REQUEST –
Retype the records that come next, word for word.

SUPPLIED DATA –
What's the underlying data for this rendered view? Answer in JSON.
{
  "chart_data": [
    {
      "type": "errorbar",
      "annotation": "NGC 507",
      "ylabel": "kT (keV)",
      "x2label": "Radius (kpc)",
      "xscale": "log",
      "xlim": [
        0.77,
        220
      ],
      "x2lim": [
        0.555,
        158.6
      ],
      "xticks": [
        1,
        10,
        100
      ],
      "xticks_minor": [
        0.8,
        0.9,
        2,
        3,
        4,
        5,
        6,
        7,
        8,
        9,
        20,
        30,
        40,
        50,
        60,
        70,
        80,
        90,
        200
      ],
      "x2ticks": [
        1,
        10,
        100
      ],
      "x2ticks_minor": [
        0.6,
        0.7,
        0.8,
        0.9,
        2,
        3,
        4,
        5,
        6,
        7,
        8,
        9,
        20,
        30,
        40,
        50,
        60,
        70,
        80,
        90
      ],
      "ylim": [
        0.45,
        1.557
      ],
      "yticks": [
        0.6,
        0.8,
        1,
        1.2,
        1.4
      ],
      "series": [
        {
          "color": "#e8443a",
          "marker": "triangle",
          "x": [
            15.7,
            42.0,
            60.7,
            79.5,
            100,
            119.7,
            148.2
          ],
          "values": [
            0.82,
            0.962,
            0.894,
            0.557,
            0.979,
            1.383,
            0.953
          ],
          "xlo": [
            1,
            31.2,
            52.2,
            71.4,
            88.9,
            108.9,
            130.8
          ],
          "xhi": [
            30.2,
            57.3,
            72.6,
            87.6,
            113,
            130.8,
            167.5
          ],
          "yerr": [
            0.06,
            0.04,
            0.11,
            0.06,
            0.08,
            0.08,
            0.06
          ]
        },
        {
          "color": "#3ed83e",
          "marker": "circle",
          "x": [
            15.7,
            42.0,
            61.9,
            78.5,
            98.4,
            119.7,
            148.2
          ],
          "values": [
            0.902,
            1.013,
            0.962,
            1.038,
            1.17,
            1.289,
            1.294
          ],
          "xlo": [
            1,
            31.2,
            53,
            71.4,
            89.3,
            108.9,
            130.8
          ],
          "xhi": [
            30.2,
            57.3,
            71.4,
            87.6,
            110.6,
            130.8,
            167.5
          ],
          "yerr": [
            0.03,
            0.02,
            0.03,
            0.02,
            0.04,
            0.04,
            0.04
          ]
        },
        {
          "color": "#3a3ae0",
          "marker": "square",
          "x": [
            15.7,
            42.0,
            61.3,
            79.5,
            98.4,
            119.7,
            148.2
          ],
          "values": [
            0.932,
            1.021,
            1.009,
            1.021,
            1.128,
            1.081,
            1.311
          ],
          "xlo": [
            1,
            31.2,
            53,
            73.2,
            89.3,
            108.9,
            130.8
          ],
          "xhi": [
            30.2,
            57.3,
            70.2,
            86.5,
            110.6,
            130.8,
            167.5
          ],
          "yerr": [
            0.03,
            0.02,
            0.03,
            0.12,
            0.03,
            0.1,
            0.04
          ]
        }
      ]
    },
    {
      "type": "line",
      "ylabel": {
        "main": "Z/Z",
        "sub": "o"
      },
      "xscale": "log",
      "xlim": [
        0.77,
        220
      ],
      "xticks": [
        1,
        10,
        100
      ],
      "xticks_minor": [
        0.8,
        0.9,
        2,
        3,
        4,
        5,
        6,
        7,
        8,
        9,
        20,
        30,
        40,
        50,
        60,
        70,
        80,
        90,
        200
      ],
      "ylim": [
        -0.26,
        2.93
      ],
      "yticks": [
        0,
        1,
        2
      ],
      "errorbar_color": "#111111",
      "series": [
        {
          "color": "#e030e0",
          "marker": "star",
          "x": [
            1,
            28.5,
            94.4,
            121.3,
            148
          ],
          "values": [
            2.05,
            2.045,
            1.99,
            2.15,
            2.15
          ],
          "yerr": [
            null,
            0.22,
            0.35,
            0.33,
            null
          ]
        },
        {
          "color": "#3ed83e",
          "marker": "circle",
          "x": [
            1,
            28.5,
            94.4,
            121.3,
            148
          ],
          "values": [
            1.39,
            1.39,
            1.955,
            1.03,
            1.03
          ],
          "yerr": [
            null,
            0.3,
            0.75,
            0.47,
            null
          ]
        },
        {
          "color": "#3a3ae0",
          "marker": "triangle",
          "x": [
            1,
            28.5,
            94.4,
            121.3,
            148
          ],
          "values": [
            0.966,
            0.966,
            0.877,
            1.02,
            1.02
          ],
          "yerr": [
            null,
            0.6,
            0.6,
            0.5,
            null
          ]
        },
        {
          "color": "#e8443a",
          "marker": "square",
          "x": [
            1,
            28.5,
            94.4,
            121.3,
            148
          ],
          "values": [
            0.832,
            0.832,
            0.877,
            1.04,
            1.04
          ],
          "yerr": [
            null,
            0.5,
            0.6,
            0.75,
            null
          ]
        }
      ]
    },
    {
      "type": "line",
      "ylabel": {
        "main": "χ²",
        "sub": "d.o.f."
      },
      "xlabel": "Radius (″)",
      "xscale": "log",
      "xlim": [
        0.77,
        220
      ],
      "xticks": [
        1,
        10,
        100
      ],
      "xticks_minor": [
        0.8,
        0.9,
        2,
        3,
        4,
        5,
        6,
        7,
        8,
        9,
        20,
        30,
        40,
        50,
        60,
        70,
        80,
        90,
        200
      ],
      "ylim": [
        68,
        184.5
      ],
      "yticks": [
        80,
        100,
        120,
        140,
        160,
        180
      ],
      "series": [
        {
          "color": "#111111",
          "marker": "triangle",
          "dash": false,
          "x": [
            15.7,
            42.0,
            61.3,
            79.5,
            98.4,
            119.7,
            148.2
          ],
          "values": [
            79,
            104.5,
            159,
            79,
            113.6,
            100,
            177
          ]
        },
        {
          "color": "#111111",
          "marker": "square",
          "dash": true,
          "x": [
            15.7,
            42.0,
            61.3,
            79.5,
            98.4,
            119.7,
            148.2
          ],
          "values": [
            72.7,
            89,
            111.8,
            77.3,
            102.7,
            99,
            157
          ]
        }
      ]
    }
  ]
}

ANSWER –
What's the underlying data for this rendered view? Answer in JSON.
{
  "chart_data": [
    {
      "type": "errorbar",
      "annotation": "NGC 507",
      "ylabel": "kT (keV)",
      "x2label": "Radius (kpc)",
      "xscale": "log",
      "xlim": [
        0.77,
        220
      ],
      "x2lim": [
        0.555,
        158.6
      ],
      "xticks": [
        1,
        10,
        100
      ],
      "xticks_minor": [
        0.8,
        0.9,
        2,
        3,
        4,
        5,
        6,
        7,
        8,
        9,
        20,
        30,
        40,
        50,
        60,
        70,
        80,
        90,
        200
      ],
      "x2ticks": [
        1,
        10,
        100
      ],
      "x2ticks_minor": [
        0.6,
        0.7,
        0.8,
        0.9,
        2,
        3,
        4,
        5,
        6,
        7,
        8,
        9,
        20,
        30,
        40,
        50,
        60,
        70,
        80,
        90
      ],
      "ylim": [
        0.45,
        1.557
      ],
      "yticks": [
        0.6,
        0.8,
        1,
        1.2,
        1.4
      ],
      "series": [
        {
          "color": "#e8443a",
          "marker": "triangle",
          "x": [
            15.7,
            42.0,
            60.7,
            79.5,
            100,
            119.7,
            148.2
          ],
          "values": [
            0.82,
            0.962,
            0.894,
            0.557,
            0.979,
            1.383,
            0.953
          ],
          "xlo": [
            1,
            31.2,
            52.2,
            71.4,
            88.9,
            108.9,
            130.8
          ],
          "xhi": [
            30.2,
            57.3,
            72.6,
            87.6,
            113,
            130.8,
            167.5
          ],
          "yerr": [
            0.06,
            0.04,
            0.11,
            0.06,
            0.08,
            0.08,
            0.06
          ]
        },
        {
          "color": "#3ed83e",
          "marker": "circle",
          "x": [
            15.7,
            42.0,
            61.9,
            78.5,
            98.4,
            119.7,
            148.2
          ],
          "values": [
            0.902,
            1.013,
            0.962,
            1.038,
            1.17,
            1.289,
            1.294
          ],
          "xlo": [
            1,
            31.2,
            53,
            71.4,
            89.3,
            108.9,
            130.8
          ],
          "xhi": [
            30.2,
            57.3,
            71.4,
            87.6,
            110.6,
            130.8,
            167.5
          ],
          "yerr": [
            0.03,
            0.02,
            0.03,
            0.02,
            0.04,
            0.04,
            0.04
          ]
        },
        {
          "color": "#3a3ae0",
          "marker": "square",
          "x": [
            15.7,
            42.0,
            61.3,
            79.5,
            98.4,
            119.7,
            148.2
          ],
          "values": [
            0.932,
            1.021,
            1.009,
            1.021,
            1.128,
            1.081,
            1.311
          ],
          "xlo": [
            1,
            31.2,
            53,
            73.2,
            89.3,
            108.9,
            130.8
          ],
          "xhi": [
            30.2,
            57.3,
            70.2,
            86.5,
            110.6,
            130.8,
            167.5
          ],
          "yerr": [
            0.03,
            0.02,
            0.03,
            0.12,
            0.03,
            0.1,
            0.04
          ]
        }
      ]
    },
    {
      "type": "line",
      "ylabel": {
        "main": "Z/Z",
        "sub": "o"
      },
      "xscale": "log",
      "xlim": [
        0.77,
        220
      ],
      "xticks": [
        1,
        10,
        100
      ],
      "xticks_minor": [
        0.8,
        0.9,
        2,
        3,
        4,
        5,
        6,
        7,
        8,
        9,
        20,
        30,
        40,
        50,
        60,
        70,
        80,
        90,
        200
      ],
      "ylim": [
        -0.26,
        2.93
      ],
      "yticks": [
        0,
        1,
        2
      ],
      "errorbar_color": "#111111",
      "series": [
        {
          "color": "#e030e0",
          "marker": "star",
          "x": [
            1,
            28.5,
            94.4,
            121.3,
            148
          ],
          "values": [
            2.05,
            2.045,
            1.99,
            2.15,
            2.15
          ],
          "yerr": [
            null,
            0.22,
            0.35,
            0.33,
            null
          ]
        },
        {
          "color": "#3ed83e",
          "marker": "circle",
          "x": [
            1,
            28.5,
            94.4,
            121.3,
            148
          ],
          "values": [
            1.39,
            1.39,
            1.955,
            1.03,
            1.03
          ],
          "yerr": [
            null,
            0.3,
            0.75,
            0.47,
            null
          ]
        },
        {
          "color": "#3a3ae0",
          "marker": "triangle",
          "x": [
            1,
            28.5,
            94.4,
            121.3,
            148
          ],
          "values": [
            0.966,
            0.966,
            0.877,
            1.02,
            1.02
          ],
          "yerr": [
            null,
            0.6,
            0.6,
            0.5,
            null
          ]
        },
        {
          "color": "#e8443a",
          "marker": "square",
          "x": [
            1,
            28.5,
            94.4,
            121.3,
            148
          ],
          "values": [
            0.832,
            0.832,
            0.877,
            1.04,
            1.04
          ],
          "yerr": [
            null,
            0.5,
            0.6,
            0.75,
            null
          ]
        }
      ]
    },
    {
      "type": "line",
      "ylabel": {
        "main": "χ²",
        "sub": "d.o.f."
      },
      "xlabel": "Radius (″)",
      "xscale": "log",
      "xlim": [
        0.77,
        220
      ],
      "xticks": [
        1,
        10,
        100
      ],
      "xticks_minor": [
        0.8,
        0.9,
        2,
        3,
        4,
        5,
        6,
        7,
        8,
        9,
        20,
        30,
        40,
        50,
        60,
        70,
        80,
        90,
        200
      ],
      "ylim": [
        68,
        184.5
      ],
      "yticks": [
        80,
        100,
        120,
        140,
        160,
        180
      ],
      "series": [
        {
          "color": "#111111",
          "marker": "triangle",
          "dash": false,
          "x": [
            15.7,
            42.0,
            61.3,
            79.5,
            98.4,
            119.7,
            148.2
          ],
          "values": [
            79,
            104.5,
            159,
            79,
            113.6,
            100,
            177
          ]
        },
        {
          "color": "#111111",
          "marker": "square",
          "dash": true,
          "x": [
            15.7,
            42.0,
            61.3,
            79.5,
            98.4,
            119.7,
            148.2
          ],
          "values": [
            72.7,
            89,
            111.8,
            77.3,
            102.7,
            99,
            157
          ]
        }
      ]
    }
  ]
}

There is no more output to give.